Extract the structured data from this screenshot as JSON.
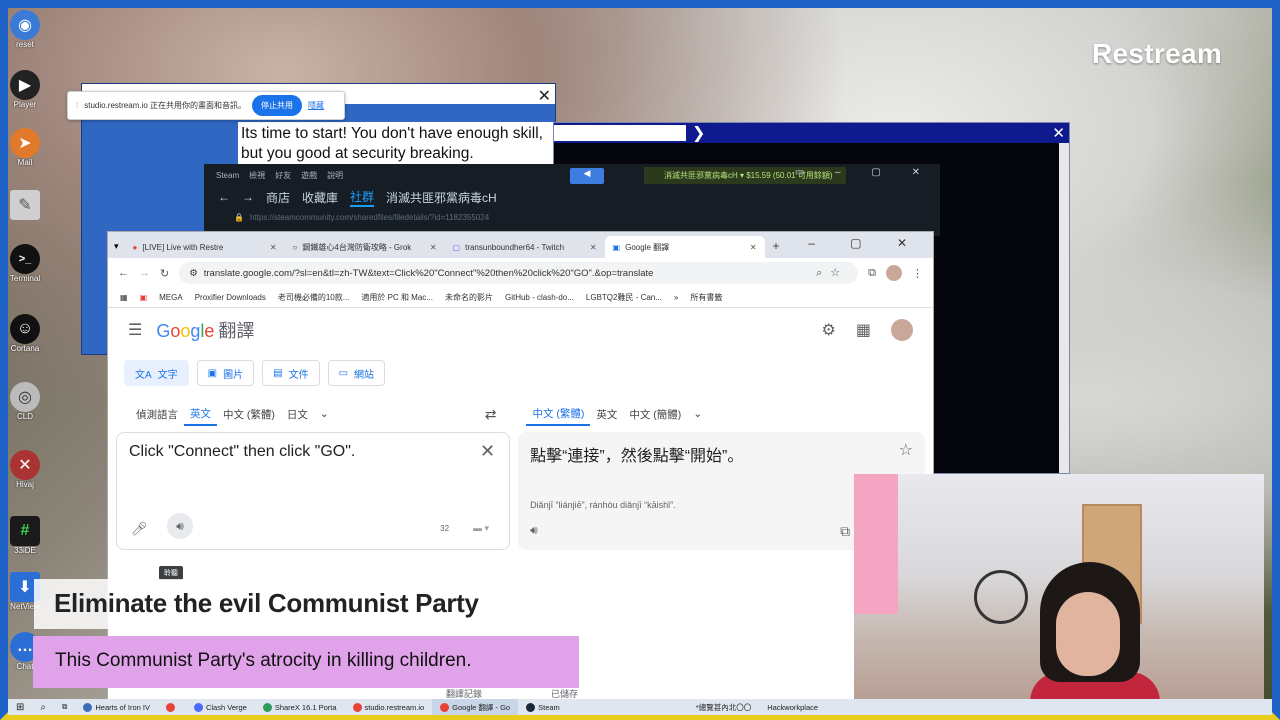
{
  "overlay": {
    "brand": "Restream",
    "caption_title": "Eliminate the evil Communist Party",
    "caption_subtitle": "This  Communist Party's atrocity in killing children."
  },
  "desktop_icons": [
    {
      "label": "reset",
      "icon": "globe-icon",
      "color": "#3b7bd6"
    },
    {
      "label": "Player",
      "icon": "player-icon",
      "color": "#222222"
    },
    {
      "label": "Mail",
      "icon": "paper-plane-icon",
      "color": "#e07a2a"
    },
    {
      "label": "",
      "icon": "notepad-icon",
      "color": "#cfcfcf"
    },
    {
      "label": "Terminal",
      "icon": "terminal-icon",
      "color": "#111111"
    },
    {
      "label": "Cortana",
      "icon": "person-icon",
      "color": "#111111"
    },
    {
      "label": "CLD",
      "icon": "disk-icon",
      "color": "#bbbbbb"
    },
    {
      "label": "Hivaj",
      "icon": "tool-icon",
      "color": "#a33"
    },
    {
      "label": "33iDE",
      "icon": "hash-icon",
      "color": "#1a1a1a"
    },
    {
      "label": "NetView",
      "icon": "download-icon",
      "color": "#2b6fd6"
    },
    {
      "label": "Chat",
      "icon": "chat-icon",
      "color": "#2b6fd6"
    }
  ],
  "share_bar": {
    "text": "studio.restream.io 正在共用你的畫面和音訊。",
    "stop_label": "停止共用",
    "hide_label": "隱藏"
  },
  "blue_window": {
    "message": "Its time to start! You don't have enough skill, but you good at security breaking."
  },
  "steam": {
    "menu": [
      "Steam",
      "檢視",
      "好友",
      "遊戲",
      "說明"
    ],
    "nav": [
      "商店",
      "收藏庫",
      "社群",
      "消滅共匪邪黨病毒cH"
    ],
    "active_nav": "社群",
    "url": "https://steamcommunity.com/sharedfiles/filedetails/?id=1182355024",
    "user_status": "消滅共匪邪黨病毒cH ▾  $15.59 (50.01 可用餘額)"
  },
  "chrome": {
    "tabs": [
      {
        "title": "[LIVE] Live with Restre",
        "active": false
      },
      {
        "title": "鋼鐵雄心4台灣防衛攻略 - Grok",
        "active": false
      },
      {
        "title": "transunboundher64 - Twitch",
        "active": false
      },
      {
        "title": "Google 翻譯",
        "active": true
      }
    ],
    "address": "translate.google.com/?sl=en&tl=zh-TW&text=Click%20\"Connect\"%20then%20click%20\"GO\".&op=translate",
    "bookmarks": [
      "MEGA",
      "Proxifier Downloads",
      "老司機必備的10款...",
      "適用於 PC 和 Mac...",
      "未命名的影片",
      "GitHub - clash-do...",
      "LGBTQ2難民 - Can...",
      "所有書籤"
    ]
  },
  "translate": {
    "logo_suffix": "翻譯",
    "modes": [
      "文字",
      "圖片",
      "文件",
      "網站"
    ],
    "source_langs": [
      "偵測語言",
      "英文",
      "中文 (繁體)",
      "日文"
    ],
    "source_selected": "英文",
    "target_langs": [
      "中文 (繁體)",
      "英文",
      "中文 (簡體)"
    ],
    "target_selected": "中文 (繁體)",
    "source_text": "Click \"Connect\" then click \"GO\".",
    "char_count": "32",
    "tooltip": "聆聽",
    "target_text": "點擊“連接”，然後點擊“開始”。",
    "romanization": "Diǎnjī “liánjiē”, ránhòu diǎnjī “kāishǐ”.",
    "history_label": "翻譯記錄",
    "saved_label": "已儲存"
  },
  "taskbar": [
    {
      "label": "Hearts of Iron IV",
      "color": "#3b6fb6"
    },
    {
      "label": "",
      "color": "#ea4335"
    },
    {
      "label": "Clash Verge",
      "color": "#4a6cf7"
    },
    {
      "label": "ShareX 16.1 Porta",
      "color": "#2d9b5a"
    },
    {
      "label": "studio.restream.io",
      "color": "#ea4335"
    },
    {
      "label": "Google 翻譯 - Go",
      "color": "#ea4335"
    },
    {
      "label": "Steam",
      "color": "#1b2838"
    },
    {
      "label": "*總覽甚內北〇〇",
      "color": "#666666"
    },
    {
      "label": "Hackworkplace",
      "color": "#999999"
    }
  ]
}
——————
Take the data above and repeat it exactly, leaving each picture out.

■ REPLY
Extract the structured data from this screenshot as JSON.
{
  "overlay": {
    "brand": "Restream",
    "caption_title": "Eliminate the evil Communist Party",
    "caption_subtitle": "This  Communist Party's atrocity in killing children."
  },
  "desktop_icons": [
    {
      "label": "reset",
      "icon": "globe-icon",
      "color": "#3b7bd6"
    },
    {
      "label": "Player",
      "icon": "player-icon",
      "color": "#222222"
    },
    {
      "label": "Mail",
      "icon": "paper-plane-icon",
      "color": "#e07a2a"
    },
    {
      "label": "",
      "icon": "notepad-icon",
      "color": "#cfcfcf"
    },
    {
      "label": "Terminal",
      "icon": "terminal-icon",
      "color": "#111111"
    },
    {
      "label": "Cortana",
      "icon": "person-icon",
      "color": "#111111"
    },
    {
      "label": "CLD",
      "icon": "disk-icon",
      "color": "#bbbbbb"
    },
    {
      "label": "Hivaj",
      "icon": "tool-icon",
      "color": "#a33"
    },
    {
      "label": "33iDE",
      "icon": "hash-icon",
      "color": "#1a1a1a"
    },
    {
      "label": "NetView",
      "icon": "download-icon",
      "color": "#2b6fd6"
    },
    {
      "label": "Chat",
      "icon": "chat-icon",
      "color": "#2b6fd6"
    }
  ],
  "share_bar": {
    "text": "studio.restream.io 正在共用你的畫面和音訊。",
    "stop_label": "停止共用",
    "hide_label": "隱藏"
  },
  "blue_window": {
    "message": "Its time to start! You don't have enough skill, but you good at security breaking."
  },
  "steam": {
    "menu": [
      "Steam",
      "檢視",
      "好友",
      "遊戲",
      "說明"
    ],
    "nav": [
      "商店",
      "收藏庫",
      "社群",
      "消滅共匪邪黨病毒cH"
    ],
    "active_nav": "社群",
    "url": "https://steamcommunity.com/sharedfiles/filedetails/?id=1182355024",
    "user_status": "消滅共匪邪黨病毒cH ▾  $15.59 (50.01 可用餘額)"
  },
  "chrome": {
    "tabs": [
      {
        "title": "[LIVE] Live with Restre",
        "active": false
      },
      {
        "title": "鋼鐵雄心4台灣防衛攻略 - Grok",
        "active": false
      },
      {
        "title": "transunboundher64 - Twitch",
        "active": false
      },
      {
        "title": "Google 翻譯",
        "active": true
      }
    ],
    "address": "translate.google.com/?sl=en&tl=zh-TW&text=Click%20\"Connect\"%20then%20click%20\"GO\".&op=translate",
    "bookmarks": [
      "MEGA",
      "Proxifier Downloads",
      "老司機必備的10款...",
      "適用於 PC 和 Mac...",
      "未命名的影片",
      "GitHub - clash-do...",
      "LGBTQ2難民 - Can...",
      "所有書籤"
    ]
  },
  "translate": {
    "logo_suffix": "翻譯",
    "modes": [
      "文字",
      "圖片",
      "文件",
      "網站"
    ],
    "source_langs": [
      "偵測語言",
      "英文",
      "中文 (繁體)",
      "日文"
    ],
    "source_selected": "英文",
    "target_langs": [
      "中文 (繁體)",
      "英文",
      "中文 (簡體)"
    ],
    "target_selected": "中文 (繁體)",
    "source_text": "Click \"Connect\" then click \"GO\".",
    "char_count": "32",
    "tooltip": "聆聽",
    "target_text": "點擊“連接”，然後點擊“開始”。",
    "romanization": "Diǎnjī “liánjiē”, ránhòu diǎnjī “kāishǐ”.",
    "history_label": "翻譯記錄",
    "saved_label": "已儲存"
  },
  "taskbar": [
    {
      "label": "Hearts of Iron IV",
      "color": "#3b6fb6"
    },
    {
      "label": "",
      "color": "#ea4335"
    },
    {
      "label": "Clash Verge",
      "color": "#4a6cf7"
    },
    {
      "label": "ShareX 16.1 Porta",
      "color": "#2d9b5a"
    },
    {
      "label": "studio.restream.io",
      "color": "#ea4335"
    },
    {
      "label": "Google 翻譯 - Go",
      "color": "#ea4335"
    },
    {
      "label": "Steam",
      "color": "#1b2838"
    },
    {
      "label": "*總覽甚內北〇〇",
      "color": "#666666"
    },
    {
      "label": "Hackworkplace",
      "color": "#999999"
    }
  ]
}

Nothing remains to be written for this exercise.